Objective ::
Reproduce all lines of the listing below in which the word "this" occurs.

--

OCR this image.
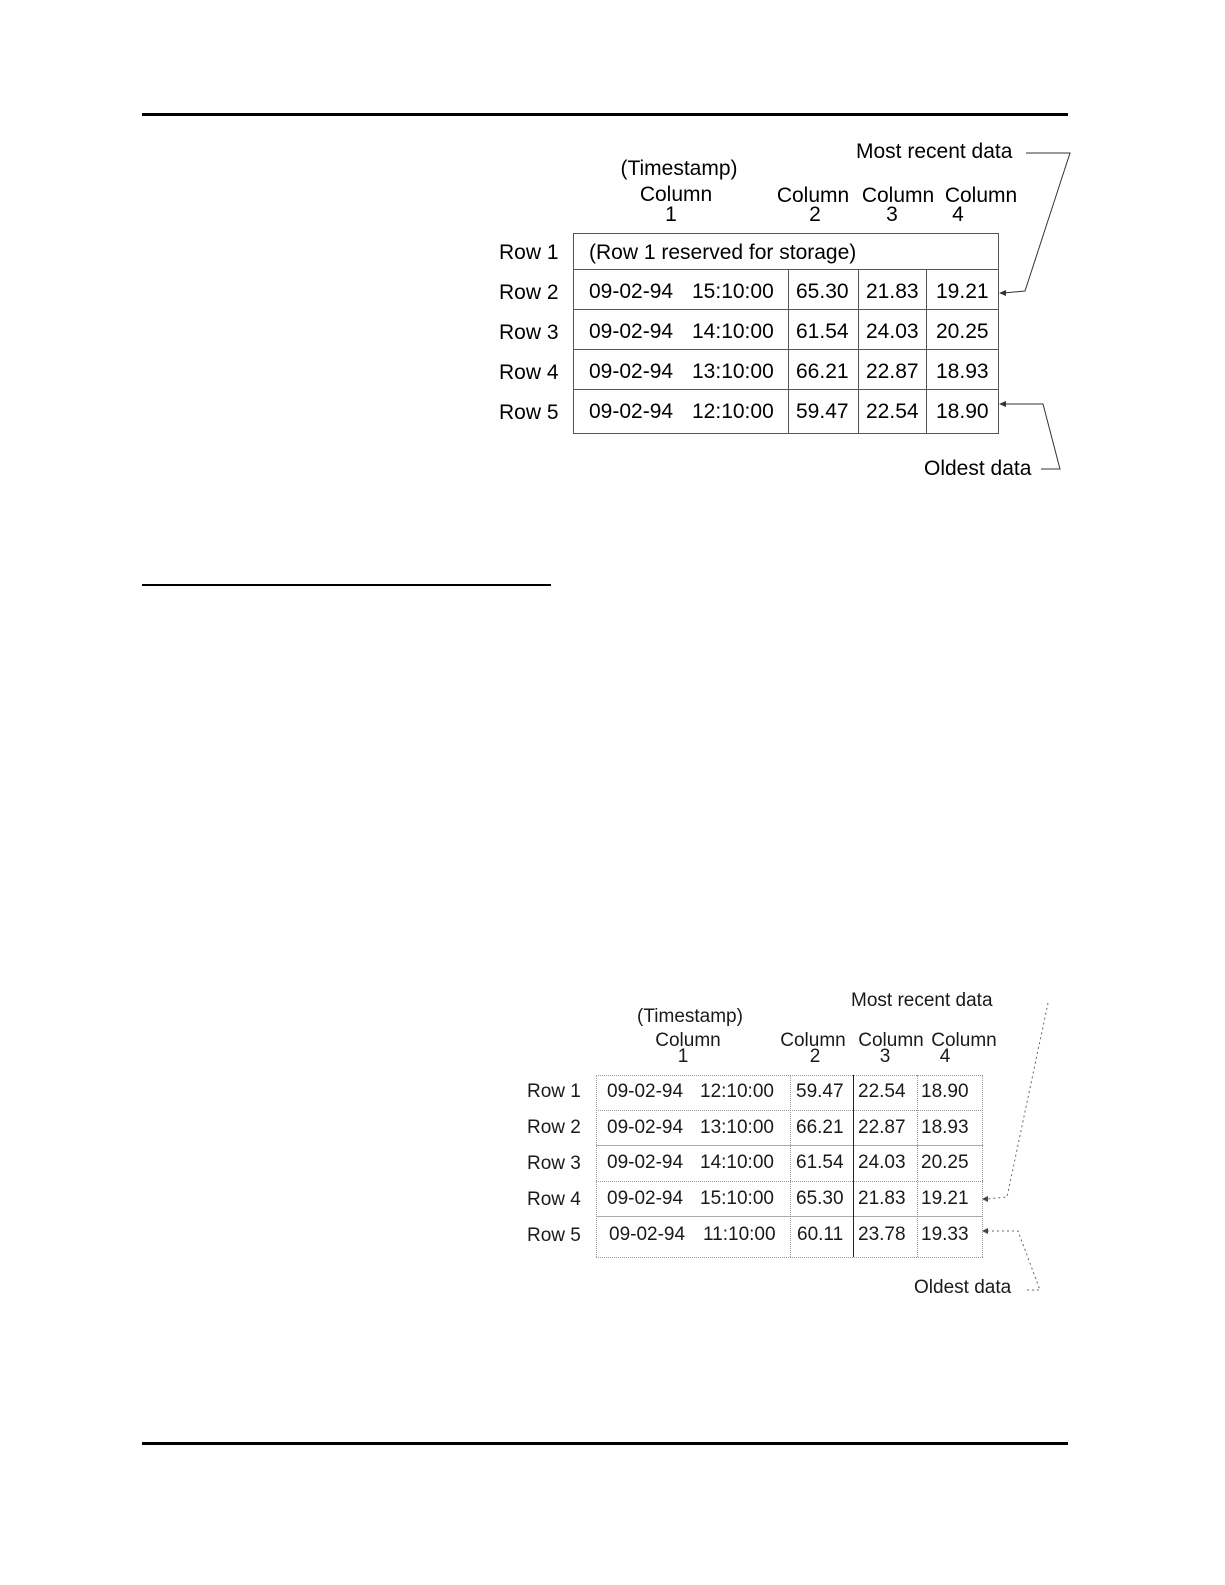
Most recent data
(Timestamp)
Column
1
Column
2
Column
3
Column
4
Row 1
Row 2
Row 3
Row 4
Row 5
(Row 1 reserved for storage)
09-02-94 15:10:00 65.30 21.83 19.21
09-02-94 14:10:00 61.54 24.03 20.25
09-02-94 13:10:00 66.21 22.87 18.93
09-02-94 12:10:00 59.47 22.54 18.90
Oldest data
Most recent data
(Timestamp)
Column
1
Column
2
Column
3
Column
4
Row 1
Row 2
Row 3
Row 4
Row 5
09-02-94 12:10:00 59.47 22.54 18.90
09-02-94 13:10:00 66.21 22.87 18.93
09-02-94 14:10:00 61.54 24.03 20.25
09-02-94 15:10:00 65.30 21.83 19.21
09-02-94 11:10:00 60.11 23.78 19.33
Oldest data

--

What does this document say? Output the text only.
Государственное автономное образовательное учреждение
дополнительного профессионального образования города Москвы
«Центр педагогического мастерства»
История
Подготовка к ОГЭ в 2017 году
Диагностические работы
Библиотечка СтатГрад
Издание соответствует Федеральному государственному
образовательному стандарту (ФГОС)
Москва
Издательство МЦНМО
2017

--

The solution ::
OCR this image.
What does this document say? Output the text only.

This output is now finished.